[What to produce]:
Answer these questions using the passage on Pine Springs below.
1. What was the community's population in 2000?
2. Along which roads is the community located?
3. Who named the settlement?

** Opening Passage to read block **

Unincorporated community in Smith County, Texas, United States

Pine Springs is an unincorporated community (also called Fruit) in Smith County, Texas, United States. In 2000, the population was 150 residents.

==Description==
The community is located along U.S. Route 271 / Texas State Highway 155 and has partially been included within the northeastern most city limits of Tyler.

==History==
The earliest settlers, including the Shamburger family, arrived in the 1840s. In 1881, E. S. Cook and Perry Ray purchased land as trustees for the Pine Springs Community. A building constructed that year was used for both a school and church. The church members built their own Pine Springs Baptist Church early in the 1890s. John Demas Ray named the settlement for the large spring located in pines near the school. Orchard produce was the livelihood for most farmers in the area, and in 1891 the Smith County Canning Company built a factory in the area. In 1894 a post office, called Fruit, opened with Thomas A. Shamburger as postmaster. A series of misfortunes hit the local orchards, and most businesses and many residents left the area. In 1900 the post office moved to Tyler.

** Closing Passage to read block **
** Opening Information given block **

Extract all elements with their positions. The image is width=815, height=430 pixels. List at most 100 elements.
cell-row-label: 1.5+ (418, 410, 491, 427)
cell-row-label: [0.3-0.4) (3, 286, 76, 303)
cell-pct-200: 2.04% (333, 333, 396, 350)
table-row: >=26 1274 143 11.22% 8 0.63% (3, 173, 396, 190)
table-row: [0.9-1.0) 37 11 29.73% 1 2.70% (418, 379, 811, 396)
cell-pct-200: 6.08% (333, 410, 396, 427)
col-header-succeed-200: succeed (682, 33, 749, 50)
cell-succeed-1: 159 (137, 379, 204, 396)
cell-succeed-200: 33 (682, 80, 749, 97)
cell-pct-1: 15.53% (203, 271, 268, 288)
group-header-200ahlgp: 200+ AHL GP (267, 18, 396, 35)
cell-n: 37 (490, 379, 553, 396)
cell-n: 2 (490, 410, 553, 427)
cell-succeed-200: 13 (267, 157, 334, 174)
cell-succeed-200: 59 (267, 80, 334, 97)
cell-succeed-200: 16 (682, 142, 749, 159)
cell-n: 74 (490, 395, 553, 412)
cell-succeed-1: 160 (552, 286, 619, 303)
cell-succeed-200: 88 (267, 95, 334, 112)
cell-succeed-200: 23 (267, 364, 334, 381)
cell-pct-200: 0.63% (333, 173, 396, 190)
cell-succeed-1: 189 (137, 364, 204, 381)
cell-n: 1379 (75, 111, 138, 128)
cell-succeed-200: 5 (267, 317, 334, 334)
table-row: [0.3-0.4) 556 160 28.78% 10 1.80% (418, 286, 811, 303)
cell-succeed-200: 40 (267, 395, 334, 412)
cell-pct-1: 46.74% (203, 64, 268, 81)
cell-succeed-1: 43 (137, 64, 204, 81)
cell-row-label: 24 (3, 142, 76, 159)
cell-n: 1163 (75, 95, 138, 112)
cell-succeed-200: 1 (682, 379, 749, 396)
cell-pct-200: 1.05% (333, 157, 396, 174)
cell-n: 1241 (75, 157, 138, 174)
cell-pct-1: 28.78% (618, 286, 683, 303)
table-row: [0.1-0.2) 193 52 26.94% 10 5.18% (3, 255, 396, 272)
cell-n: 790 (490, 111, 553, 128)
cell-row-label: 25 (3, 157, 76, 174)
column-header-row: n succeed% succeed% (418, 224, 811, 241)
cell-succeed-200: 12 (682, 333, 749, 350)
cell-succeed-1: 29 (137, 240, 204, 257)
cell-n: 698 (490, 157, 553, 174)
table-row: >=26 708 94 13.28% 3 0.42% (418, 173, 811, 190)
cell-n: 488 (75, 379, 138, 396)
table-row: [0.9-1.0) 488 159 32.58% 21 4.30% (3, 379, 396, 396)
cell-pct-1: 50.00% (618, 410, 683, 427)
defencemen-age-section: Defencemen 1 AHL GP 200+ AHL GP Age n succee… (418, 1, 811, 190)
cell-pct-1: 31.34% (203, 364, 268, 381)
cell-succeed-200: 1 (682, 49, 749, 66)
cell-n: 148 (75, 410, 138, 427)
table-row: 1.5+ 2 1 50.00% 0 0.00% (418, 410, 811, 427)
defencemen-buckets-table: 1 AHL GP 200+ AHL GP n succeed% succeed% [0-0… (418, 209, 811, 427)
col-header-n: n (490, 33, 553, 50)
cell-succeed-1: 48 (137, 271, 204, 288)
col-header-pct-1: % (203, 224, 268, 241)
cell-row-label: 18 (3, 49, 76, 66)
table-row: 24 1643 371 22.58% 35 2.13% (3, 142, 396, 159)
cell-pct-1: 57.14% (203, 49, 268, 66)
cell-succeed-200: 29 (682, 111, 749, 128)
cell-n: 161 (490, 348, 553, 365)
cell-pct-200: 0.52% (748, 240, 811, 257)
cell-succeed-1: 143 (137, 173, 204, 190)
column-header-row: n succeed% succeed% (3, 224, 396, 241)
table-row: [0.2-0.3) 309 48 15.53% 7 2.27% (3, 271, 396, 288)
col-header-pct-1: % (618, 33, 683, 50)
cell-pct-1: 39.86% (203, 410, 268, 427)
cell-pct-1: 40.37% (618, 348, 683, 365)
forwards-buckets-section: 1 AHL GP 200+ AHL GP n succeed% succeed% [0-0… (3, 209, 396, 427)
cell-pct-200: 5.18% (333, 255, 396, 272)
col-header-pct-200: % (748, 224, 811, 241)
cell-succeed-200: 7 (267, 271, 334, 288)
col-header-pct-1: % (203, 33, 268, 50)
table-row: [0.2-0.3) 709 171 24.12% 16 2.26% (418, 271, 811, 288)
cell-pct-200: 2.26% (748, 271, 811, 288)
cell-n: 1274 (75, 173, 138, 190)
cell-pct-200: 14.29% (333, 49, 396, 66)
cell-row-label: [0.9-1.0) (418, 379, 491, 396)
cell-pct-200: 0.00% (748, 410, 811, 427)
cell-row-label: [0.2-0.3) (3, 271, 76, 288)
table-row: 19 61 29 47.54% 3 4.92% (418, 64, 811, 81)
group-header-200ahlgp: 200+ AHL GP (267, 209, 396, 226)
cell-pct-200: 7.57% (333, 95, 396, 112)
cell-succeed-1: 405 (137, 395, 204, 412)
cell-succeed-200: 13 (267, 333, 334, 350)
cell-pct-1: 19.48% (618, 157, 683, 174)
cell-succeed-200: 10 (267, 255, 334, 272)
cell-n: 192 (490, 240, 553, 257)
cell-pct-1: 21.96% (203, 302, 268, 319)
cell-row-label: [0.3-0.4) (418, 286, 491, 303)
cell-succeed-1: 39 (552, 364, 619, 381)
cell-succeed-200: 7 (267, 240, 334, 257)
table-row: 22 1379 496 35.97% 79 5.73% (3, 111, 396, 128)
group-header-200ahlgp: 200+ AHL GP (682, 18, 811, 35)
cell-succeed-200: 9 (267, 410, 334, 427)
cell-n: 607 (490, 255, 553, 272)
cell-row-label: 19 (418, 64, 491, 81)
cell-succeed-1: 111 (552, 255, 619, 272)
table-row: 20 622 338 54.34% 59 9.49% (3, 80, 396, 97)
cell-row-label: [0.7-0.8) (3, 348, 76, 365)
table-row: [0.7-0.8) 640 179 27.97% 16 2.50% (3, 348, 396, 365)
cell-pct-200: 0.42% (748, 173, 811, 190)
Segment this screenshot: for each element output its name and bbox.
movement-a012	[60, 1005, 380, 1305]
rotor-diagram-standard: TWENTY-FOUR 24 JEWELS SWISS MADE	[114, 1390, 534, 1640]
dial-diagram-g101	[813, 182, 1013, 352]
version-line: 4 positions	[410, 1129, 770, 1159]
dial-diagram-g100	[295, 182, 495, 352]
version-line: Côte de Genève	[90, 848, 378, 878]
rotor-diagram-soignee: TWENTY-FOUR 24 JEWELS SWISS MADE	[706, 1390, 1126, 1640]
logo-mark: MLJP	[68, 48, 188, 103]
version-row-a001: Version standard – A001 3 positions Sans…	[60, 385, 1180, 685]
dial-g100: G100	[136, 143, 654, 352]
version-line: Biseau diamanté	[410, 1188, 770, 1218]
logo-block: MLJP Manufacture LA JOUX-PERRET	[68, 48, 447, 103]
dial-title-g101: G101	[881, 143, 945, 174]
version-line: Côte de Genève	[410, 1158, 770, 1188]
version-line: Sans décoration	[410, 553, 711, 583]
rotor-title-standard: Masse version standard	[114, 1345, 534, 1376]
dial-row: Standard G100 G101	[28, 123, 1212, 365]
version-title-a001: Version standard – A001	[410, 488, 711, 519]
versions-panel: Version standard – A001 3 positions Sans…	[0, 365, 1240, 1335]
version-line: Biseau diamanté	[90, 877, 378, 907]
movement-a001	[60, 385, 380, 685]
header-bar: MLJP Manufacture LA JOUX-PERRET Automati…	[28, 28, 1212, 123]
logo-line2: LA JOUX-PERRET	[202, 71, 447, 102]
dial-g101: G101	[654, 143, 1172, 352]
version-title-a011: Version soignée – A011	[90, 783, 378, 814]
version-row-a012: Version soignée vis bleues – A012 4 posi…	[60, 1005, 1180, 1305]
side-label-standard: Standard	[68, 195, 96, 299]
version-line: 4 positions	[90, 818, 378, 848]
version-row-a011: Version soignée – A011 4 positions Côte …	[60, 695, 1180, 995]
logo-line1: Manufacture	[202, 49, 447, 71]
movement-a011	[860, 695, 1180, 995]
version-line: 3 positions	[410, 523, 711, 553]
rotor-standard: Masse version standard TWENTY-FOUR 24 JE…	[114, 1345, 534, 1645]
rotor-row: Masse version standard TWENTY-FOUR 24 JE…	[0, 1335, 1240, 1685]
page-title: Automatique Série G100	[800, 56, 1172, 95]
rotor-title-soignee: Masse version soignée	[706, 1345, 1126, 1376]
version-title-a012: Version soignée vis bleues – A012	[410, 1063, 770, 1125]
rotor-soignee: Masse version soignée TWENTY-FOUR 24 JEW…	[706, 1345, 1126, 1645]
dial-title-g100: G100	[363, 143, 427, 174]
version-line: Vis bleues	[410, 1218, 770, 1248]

** Closing Information given block **

[Task solution]:
1. 150 residents
2. U.S. Route 271 / Texas State Highway 155
3. John Demas Ray